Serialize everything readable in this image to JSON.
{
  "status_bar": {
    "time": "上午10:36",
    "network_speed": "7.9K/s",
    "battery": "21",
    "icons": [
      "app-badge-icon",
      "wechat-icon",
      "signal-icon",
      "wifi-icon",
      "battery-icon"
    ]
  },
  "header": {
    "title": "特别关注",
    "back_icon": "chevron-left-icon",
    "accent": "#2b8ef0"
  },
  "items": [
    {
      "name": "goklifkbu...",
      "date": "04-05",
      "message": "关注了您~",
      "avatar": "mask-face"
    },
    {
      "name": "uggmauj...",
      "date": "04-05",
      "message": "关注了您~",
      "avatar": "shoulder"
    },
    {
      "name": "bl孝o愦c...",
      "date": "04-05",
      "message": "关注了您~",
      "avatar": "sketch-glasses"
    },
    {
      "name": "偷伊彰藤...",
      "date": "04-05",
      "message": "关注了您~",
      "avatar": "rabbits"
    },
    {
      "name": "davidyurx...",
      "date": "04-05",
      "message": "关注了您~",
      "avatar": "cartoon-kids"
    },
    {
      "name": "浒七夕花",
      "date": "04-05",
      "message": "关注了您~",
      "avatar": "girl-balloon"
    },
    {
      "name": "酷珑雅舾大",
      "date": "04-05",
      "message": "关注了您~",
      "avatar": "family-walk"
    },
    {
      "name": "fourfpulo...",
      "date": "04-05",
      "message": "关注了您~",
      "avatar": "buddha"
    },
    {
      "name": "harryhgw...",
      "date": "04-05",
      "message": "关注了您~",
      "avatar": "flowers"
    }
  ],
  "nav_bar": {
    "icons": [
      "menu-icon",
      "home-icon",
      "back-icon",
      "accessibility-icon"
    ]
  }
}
━━━━━━━━
Every line of the records that includes the word "avatar" should be gathered.

      "avatar": "mask-face"
      "avatar": "shoulder"
      "avatar": "sketch-glasses"
      "avatar": "rabbits"
      "avatar": "cartoon-kids"
      "avatar": "girl-balloon"
      "avatar": "family-walk"
      "avatar": "buddha"
      "avatar": "flowers"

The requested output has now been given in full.